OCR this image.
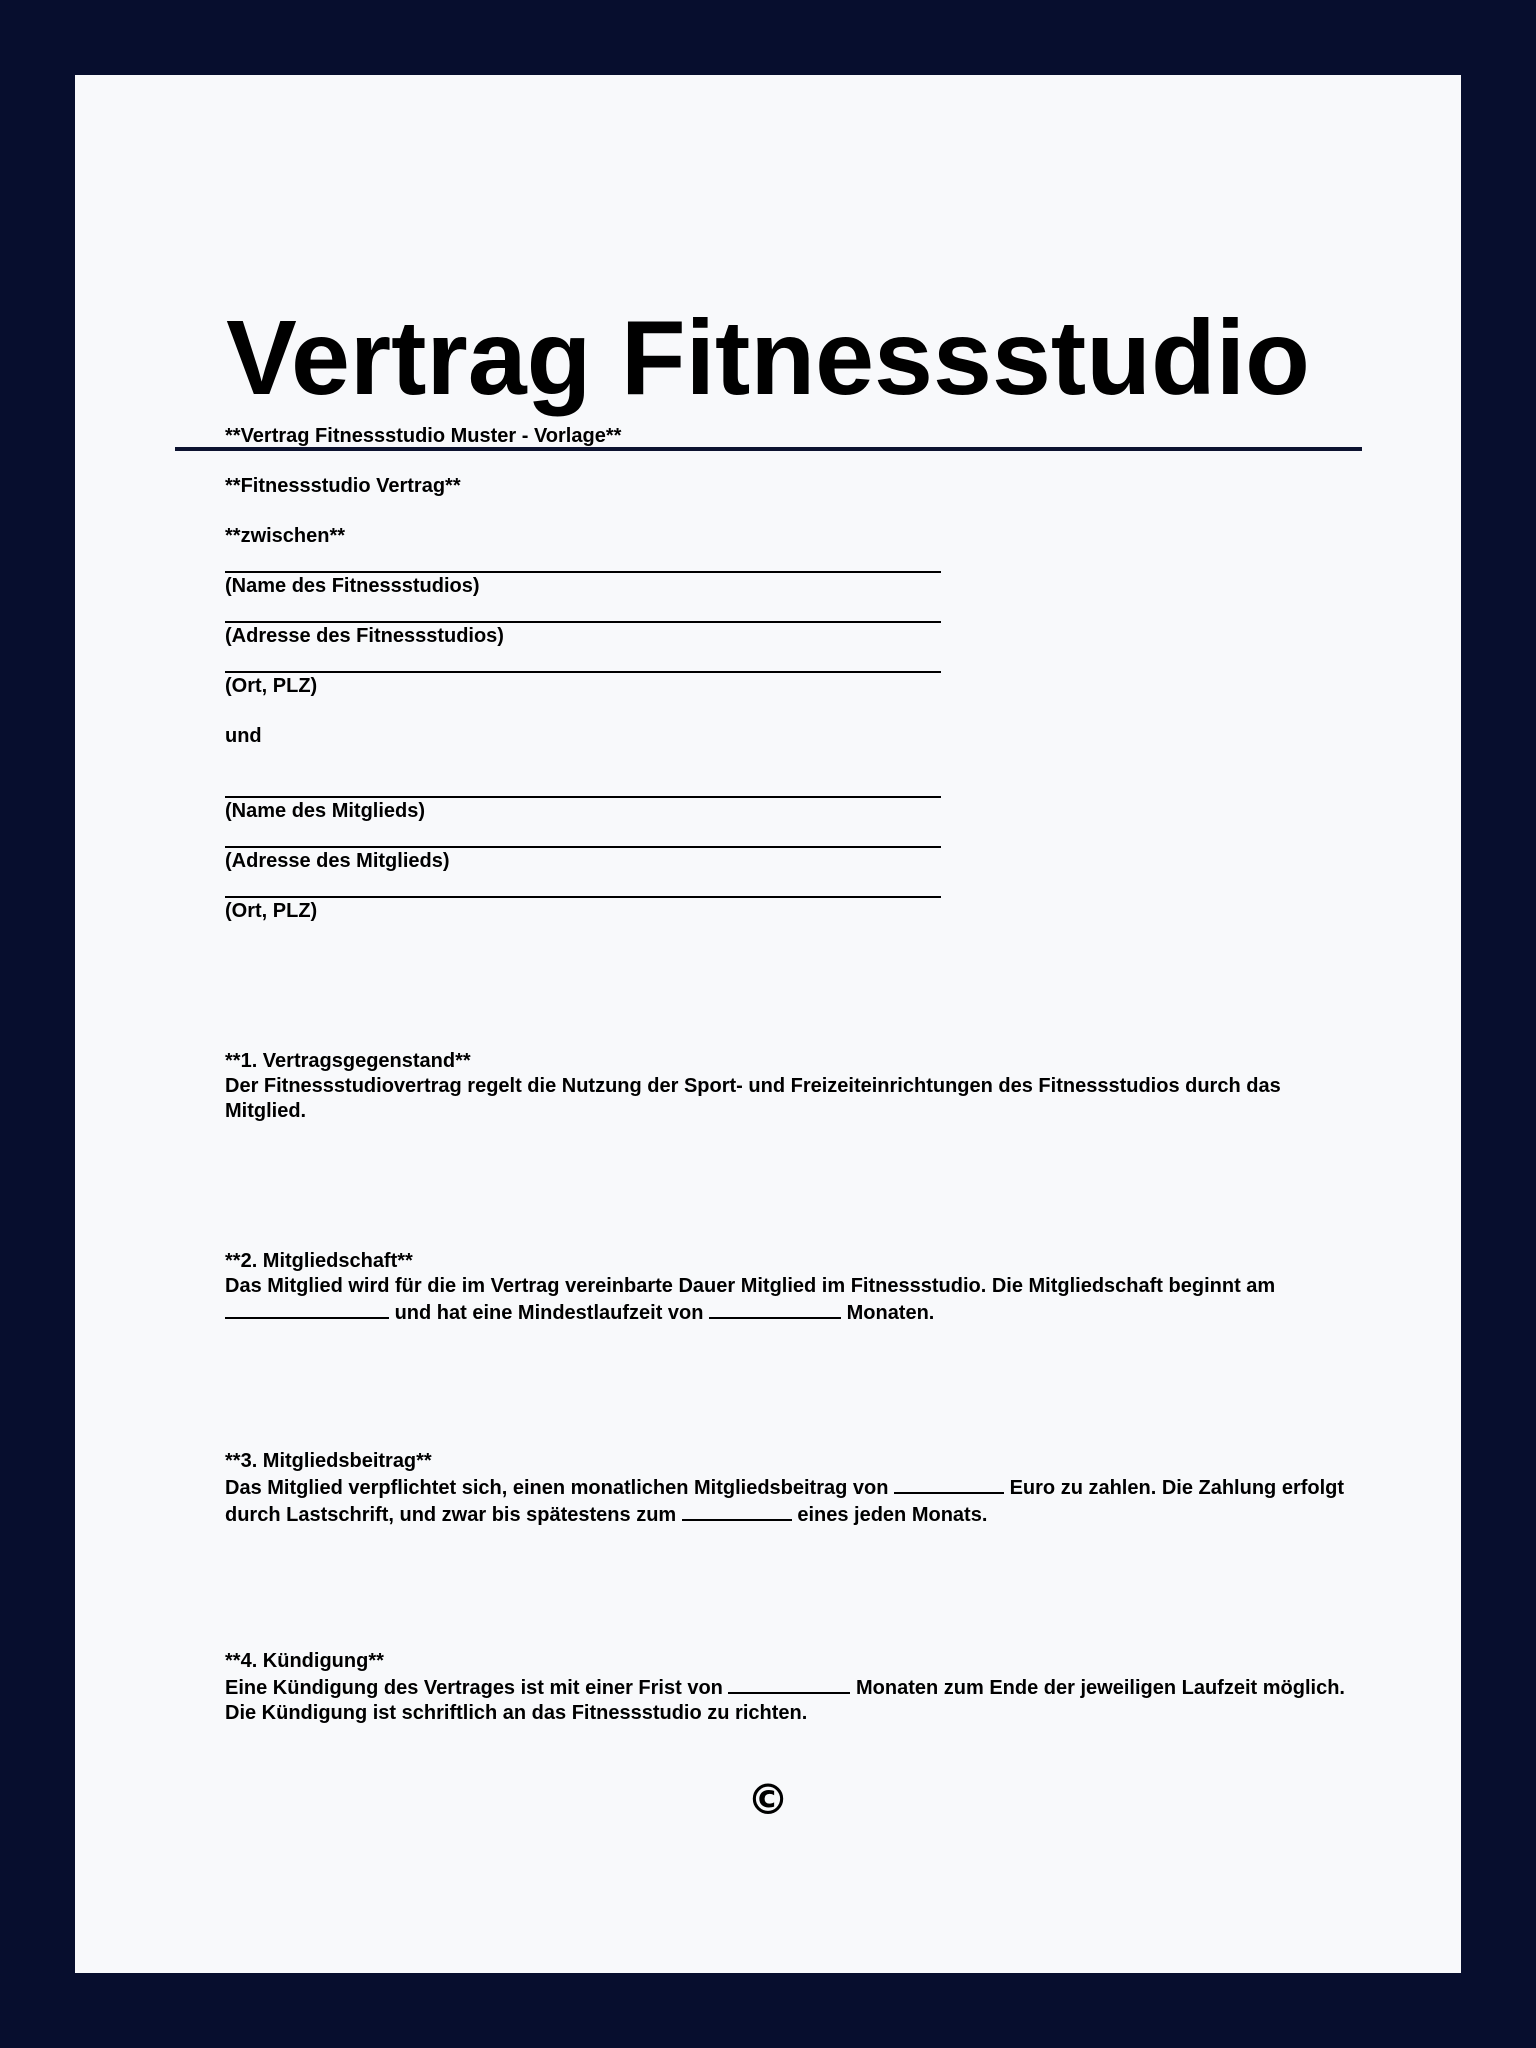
Vertrag Fitnessstudio
**Vertrag Fitnessstudio Muster - Vorlage**
**Fitnessstudio Vertrag**
**zwischen**
(Name des Fitnessstudios)
(Adresse des Fitnessstudios)
(Ort, PLZ)
und
(Name des Mitglieds)
(Adresse des Mitglieds)
(Ort, PLZ)
**1. Vertragsgegenstand**
Der Fitnessstudiovertrag regelt die Nutzung der Sport- und Freizeiteinrichtungen des Fitnessstudios durch das
Mitglied.
**2. Mitgliedschaft**
Das Mitglied wird für die im Vertrag vereinbarte Dauer Mitglied im Fitnessstudio. Die Mitgliedschaft beginnt am
und hat eine Mindestlaufzeit von	Monaten.
**3. Mitgliedsbeitrag**
Das Mitglied verpflichtet sich, einen monatlichen Mitgliedsbeitrag von	Euro zu zahlen. Die Zahlung erfolgt
durch Lastschrift, und zwar bis spätestens zum	eines jeden Monats.
**4. Kündigung**
Eine Kündigung des Vertrages ist mit einer Frist von	Monaten zum Ende der jeweiligen Laufzeit möglich.
Die Kündigung ist schriftlich an das Fitnessstudio zu richten.
©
────────
Your copy should repeat each entry above exactly but contain no pictures.

OCR this image.
Vertrag Fitnessstudio
**Vertrag Fitnessstudio Muster - Vorlage**
**Fitnessstudio Vertrag**
**zwischen**
(Name des Fitnessstudios)
(Adresse des Fitnessstudios)
(Ort, PLZ)
und
(Name des Mitglieds)
(Adresse des Mitglieds)
(Ort, PLZ)
**1. Vertragsgegenstand**
Der Fitnessstudiovertrag regelt die Nutzung der Sport- und Freizeiteinrichtungen des Fitnessstudios durch das
Mitglied.
**2. Mitgliedschaft**
Das Mitglied wird für die im Vertrag vereinbarte Dauer Mitglied im Fitnessstudio. Die Mitgliedschaft beginnt am
und hat eine Mindestlaufzeit von	Monaten.
**3. Mitgliedsbeitrag**
Das Mitglied verpflichtet sich, einen monatlichen Mitgliedsbeitrag von	Euro zu zahlen. Die Zahlung erfolgt
durch Lastschrift, und zwar bis spätestens zum	eines jeden Monats.
**4. Kündigung**
Eine Kündigung des Vertrages ist mit einer Frist von	Monaten zum Ende der jeweiligen Laufzeit möglich.
Die Kündigung ist schriftlich an das Fitnessstudio zu richten.
©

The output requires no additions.